_Task objective_
Word for word, repeat each of the records below.
########################################
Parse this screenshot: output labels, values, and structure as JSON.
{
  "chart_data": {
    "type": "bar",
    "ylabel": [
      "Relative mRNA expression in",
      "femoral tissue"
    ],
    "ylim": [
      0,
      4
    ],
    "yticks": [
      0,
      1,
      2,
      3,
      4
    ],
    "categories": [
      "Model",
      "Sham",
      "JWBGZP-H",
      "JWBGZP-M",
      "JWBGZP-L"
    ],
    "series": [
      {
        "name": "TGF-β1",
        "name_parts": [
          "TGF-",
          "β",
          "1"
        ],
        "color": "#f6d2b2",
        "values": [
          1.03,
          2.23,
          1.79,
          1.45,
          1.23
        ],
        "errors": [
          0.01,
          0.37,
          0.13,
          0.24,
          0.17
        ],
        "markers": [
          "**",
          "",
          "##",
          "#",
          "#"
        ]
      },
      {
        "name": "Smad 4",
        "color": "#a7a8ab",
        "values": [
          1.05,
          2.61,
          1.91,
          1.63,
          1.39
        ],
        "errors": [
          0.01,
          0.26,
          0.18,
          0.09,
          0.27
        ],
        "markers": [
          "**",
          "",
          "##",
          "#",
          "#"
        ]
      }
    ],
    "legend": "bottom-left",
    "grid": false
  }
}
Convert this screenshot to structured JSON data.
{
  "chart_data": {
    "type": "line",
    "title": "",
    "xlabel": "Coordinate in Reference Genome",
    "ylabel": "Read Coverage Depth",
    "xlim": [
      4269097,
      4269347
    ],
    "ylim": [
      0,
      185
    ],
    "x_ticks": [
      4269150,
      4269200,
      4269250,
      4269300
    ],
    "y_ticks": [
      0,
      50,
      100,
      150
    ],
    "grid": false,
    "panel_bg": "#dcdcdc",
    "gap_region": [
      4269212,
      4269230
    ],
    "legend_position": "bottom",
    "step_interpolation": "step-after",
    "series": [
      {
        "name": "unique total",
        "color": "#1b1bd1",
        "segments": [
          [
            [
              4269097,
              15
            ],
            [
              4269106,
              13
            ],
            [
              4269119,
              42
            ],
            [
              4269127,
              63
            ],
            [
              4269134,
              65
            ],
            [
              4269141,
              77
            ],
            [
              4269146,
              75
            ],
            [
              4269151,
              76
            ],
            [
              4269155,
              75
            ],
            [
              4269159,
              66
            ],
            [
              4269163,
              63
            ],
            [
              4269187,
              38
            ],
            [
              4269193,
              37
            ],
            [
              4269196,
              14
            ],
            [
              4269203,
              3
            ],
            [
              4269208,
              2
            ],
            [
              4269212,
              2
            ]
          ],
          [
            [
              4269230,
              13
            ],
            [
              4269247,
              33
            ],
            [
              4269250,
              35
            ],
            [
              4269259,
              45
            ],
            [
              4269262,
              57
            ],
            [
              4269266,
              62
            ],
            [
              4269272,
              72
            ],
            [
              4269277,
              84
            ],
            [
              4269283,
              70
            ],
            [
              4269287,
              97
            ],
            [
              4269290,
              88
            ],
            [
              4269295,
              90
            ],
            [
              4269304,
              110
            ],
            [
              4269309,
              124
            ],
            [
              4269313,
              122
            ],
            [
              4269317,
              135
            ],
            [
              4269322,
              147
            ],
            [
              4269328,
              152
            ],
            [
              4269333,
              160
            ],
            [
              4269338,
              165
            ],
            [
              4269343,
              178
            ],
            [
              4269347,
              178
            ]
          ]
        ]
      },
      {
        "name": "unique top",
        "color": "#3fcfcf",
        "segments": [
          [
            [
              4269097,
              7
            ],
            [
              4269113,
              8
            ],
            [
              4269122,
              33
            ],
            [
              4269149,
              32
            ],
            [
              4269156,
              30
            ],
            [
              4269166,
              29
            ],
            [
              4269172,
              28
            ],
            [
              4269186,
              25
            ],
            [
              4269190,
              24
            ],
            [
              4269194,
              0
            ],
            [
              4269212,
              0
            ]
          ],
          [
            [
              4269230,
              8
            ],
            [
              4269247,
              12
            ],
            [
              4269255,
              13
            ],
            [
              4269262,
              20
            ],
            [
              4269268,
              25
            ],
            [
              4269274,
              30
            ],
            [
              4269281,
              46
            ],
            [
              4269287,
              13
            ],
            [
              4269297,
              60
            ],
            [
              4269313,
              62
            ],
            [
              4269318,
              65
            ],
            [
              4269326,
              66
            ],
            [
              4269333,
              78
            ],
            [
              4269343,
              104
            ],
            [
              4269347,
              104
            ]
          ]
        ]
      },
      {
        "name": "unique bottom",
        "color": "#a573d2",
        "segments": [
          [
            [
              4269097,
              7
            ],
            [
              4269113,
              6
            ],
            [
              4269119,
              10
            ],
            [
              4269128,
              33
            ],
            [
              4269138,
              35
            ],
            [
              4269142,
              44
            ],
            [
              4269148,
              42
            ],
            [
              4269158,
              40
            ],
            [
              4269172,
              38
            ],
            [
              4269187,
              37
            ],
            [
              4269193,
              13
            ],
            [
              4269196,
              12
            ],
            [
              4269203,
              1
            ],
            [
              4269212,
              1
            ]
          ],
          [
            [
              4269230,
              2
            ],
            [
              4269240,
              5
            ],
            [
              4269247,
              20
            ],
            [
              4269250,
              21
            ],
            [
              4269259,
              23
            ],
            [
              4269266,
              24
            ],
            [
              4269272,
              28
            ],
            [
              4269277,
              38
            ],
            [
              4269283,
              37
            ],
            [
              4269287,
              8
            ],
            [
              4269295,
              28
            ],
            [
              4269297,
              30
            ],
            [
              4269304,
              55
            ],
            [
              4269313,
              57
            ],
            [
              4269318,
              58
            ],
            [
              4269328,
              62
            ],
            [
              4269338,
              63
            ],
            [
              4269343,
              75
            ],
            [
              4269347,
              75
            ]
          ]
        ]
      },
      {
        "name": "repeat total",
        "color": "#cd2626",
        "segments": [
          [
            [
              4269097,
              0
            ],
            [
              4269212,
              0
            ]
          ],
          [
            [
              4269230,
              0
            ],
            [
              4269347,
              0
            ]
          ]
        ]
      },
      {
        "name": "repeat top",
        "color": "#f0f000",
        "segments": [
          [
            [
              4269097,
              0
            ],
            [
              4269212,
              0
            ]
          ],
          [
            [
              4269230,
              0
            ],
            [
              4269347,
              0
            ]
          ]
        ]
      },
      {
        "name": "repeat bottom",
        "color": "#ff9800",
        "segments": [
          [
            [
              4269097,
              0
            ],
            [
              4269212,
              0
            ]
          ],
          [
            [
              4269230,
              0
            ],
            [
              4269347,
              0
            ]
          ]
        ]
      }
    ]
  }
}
########################################
_Written solution_
Parse this screenshot: output labels, values, and structure as JSON.
{
  "chart_data": {
    "type": "bar",
    "ylabel": [
      "Relative mRNA expression in",
      "femoral tissue"
    ],
    "ylim": [
      0,
      4
    ],
    "yticks": [
      0,
      1,
      2,
      3,
      4
    ],
    "categories": [
      "Model",
      "Sham",
      "JWBGZP-H",
      "JWBGZP-M",
      "JWBGZP-L"
    ],
    "series": [
      {
        "name": "TGF-β1",
        "name_parts": [
          "TGF-",
          "β",
          "1"
        ],
        "color": "#f6d2b2",
        "values": [
          1.03,
          2.23,
          1.79,
          1.45,
          1.23
        ],
        "errors": [
          0.01,
          0.37,
          0.13,
          0.24,
          0.17
        ],
        "markers": [
          "**",
          "",
          "##",
          "#",
          "#"
        ]
      },
      {
        "name": "Smad 4",
        "color": "#a7a8ab",
        "values": [
          1.05,
          2.61,
          1.91,
          1.63,
          1.39
        ],
        "errors": [
          0.01,
          0.26,
          0.18,
          0.09,
          0.27
        ],
        "markers": [
          "**",
          "",
          "##",
          "#",
          "#"
        ]
      }
    ],
    "legend": "bottom-left",
    "grid": false
  }
}
Convert this screenshot to structured JSON data.
{
  "chart_data": {
    "type": "line",
    "title": "",
    "xlabel": "Coordinate in Reference Genome",
    "ylabel": "Read Coverage Depth",
    "xlim": [
      4269097,
      4269347
    ],
    "ylim": [
      0,
      185
    ],
    "x_ticks": [
      4269150,
      4269200,
      4269250,
      4269300
    ],
    "y_ticks": [
      0,
      50,
      100,
      150
    ],
    "grid": false,
    "panel_bg": "#dcdcdc",
    "gap_region": [
      4269212,
      4269230
    ],
    "legend_position": "bottom",
    "step_interpolation": "step-after",
    "series": [
      {
        "name": "unique total",
        "color": "#1b1bd1",
        "segments": [
          [
            [
              4269097,
              15
            ],
            [
              4269106,
              13
            ],
            [
              4269119,
              42
            ],
            [
              4269127,
              63
            ],
            [
              4269134,
              65
            ],
            [
              4269141,
              77
            ],
            [
              4269146,
              75
            ],
            [
              4269151,
              76
            ],
            [
              4269155,
              75
            ],
            [
              4269159,
              66
            ],
            [
              4269163,
              63
            ],
            [
              4269187,
              38
            ],
            [
              4269193,
              37
            ],
            [
              4269196,
              14
            ],
            [
              4269203,
              3
            ],
            [
              4269208,
              2
            ],
            [
              4269212,
              2
            ]
          ],
          [
            [
              4269230,
              13
            ],
            [
              4269247,
              33
            ],
            [
              4269250,
              35
            ],
            [
              4269259,
              45
            ],
            [
              4269262,
              57
            ],
            [
              4269266,
              62
            ],
            [
              4269272,
              72
            ],
            [
              4269277,
              84
            ],
            [
              4269283,
              70
            ],
            [
              4269287,
              97
            ],
            [
              4269290,
              88
            ],
            [
              4269295,
              90
            ],
            [
              4269304,
              110
            ],
            [
              4269309,
              124
            ],
            [
              4269313,
              122
            ],
            [
              4269317,
              135
            ],
            [
              4269322,
              147
            ],
            [
              4269328,
              152
            ],
            [
              4269333,
              160
            ],
            [
              4269338,
              165
            ],
            [
              4269343,
              178
            ],
            [
              4269347,
              178
            ]
          ]
        ]
      },
      {
        "name": "unique top",
        "color": "#3fcfcf",
        "segments": [
          [
            [
              4269097,
              7
            ],
            [
              4269113,
              8
            ],
            [
              4269122,
              33
            ],
            [
              4269149,
              32
            ],
            [
              4269156,
              30
            ],
            [
              4269166,
              29
            ],
            [
              4269172,
              28
            ],
            [
              4269186,
              25
            ],
            [
              4269190,
              24
            ],
            [
              4269194,
              0
            ],
            [
              4269212,
              0
            ]
          ],
          [
            [
              4269230,
              8
            ],
            [
              4269247,
              12
            ],
            [
              4269255,
              13
            ],
            [
              4269262,
              20
            ],
            [
              4269268,
              25
            ],
            [
              4269274,
              30
            ],
            [
              4269281,
              46
            ],
            [
              4269287,
              13
            ],
            [
              4269297,
              60
            ],
            [
              4269313,
              62
            ],
            [
              4269318,
              65
            ],
            [
              4269326,
              66
            ],
            [
              4269333,
              78
            ],
            [
              4269343,
              104
            ],
            [
              4269347,
              104
            ]
          ]
        ]
      },
      {
        "name": "unique bottom",
        "color": "#a573d2",
        "segments": [
          [
            [
              4269097,
              7
            ],
            [
              4269113,
              6
            ],
            [
              4269119,
              10
            ],
            [
              4269128,
              33
            ],
            [
              4269138,
              35
            ],
            [
              4269142,
              44
            ],
            [
              4269148,
              42
            ],
            [
              4269158,
              40
            ],
            [
              4269172,
              38
            ],
            [
              4269187,
              37
            ],
            [
              4269193,
              13
            ],
            [
              4269196,
              12
            ],
            [
              4269203,
              1
            ],
            [
              4269212,
              1
            ]
          ],
          [
            [
              4269230,
              2
            ],
            [
              4269240,
              5
            ],
            [
              4269247,
              20
            ],
            [
              4269250,
              21
            ],
            [
              4269259,
              23
            ],
            [
              4269266,
              24
            ],
            [
              4269272,
              28
            ],
            [
              4269277,
              38
            ],
            [
              4269283,
              37
            ],
            [
              4269287,
              8
            ],
            [
              4269295,
              28
            ],
            [
              4269297,
              30
            ],
            [
              4269304,
              55
            ],
            [
              4269313,
              57
            ],
            [
              4269318,
              58
            ],
            [
              4269328,
              62
            ],
            [
              4269338,
              63
            ],
            [
              4269343,
              75
            ],
            [
              4269347,
              75
            ]
          ]
        ]
      },
      {
        "name": "repeat total",
        "color": "#cd2626",
        "segments": [
          [
            [
              4269097,
              0
            ],
            [
              4269212,
              0
            ]
          ],
          [
            [
              4269230,
              0
            ],
            [
              4269347,
              0
            ]
          ]
        ]
      },
      {
        "name": "repeat top",
        "color": "#f0f000",
        "segments": [
          [
            [
              4269097,
              0
            ],
            [
              4269212,
              0
            ]
          ],
          [
            [
              4269230,
              0
            ],
            [
              4269347,
              0
            ]
          ]
        ]
      },
      {
        "name": "repeat bottom",
        "color": "#ff9800",
        "segments": [
          [
            [
              4269097,
              0
            ],
            [
              4269212,
              0
            ]
          ],
          [
            [
              4269230,
              0
            ],
            [
              4269347,
              0
            ]
          ]
        ]
      }
    ]
  }
}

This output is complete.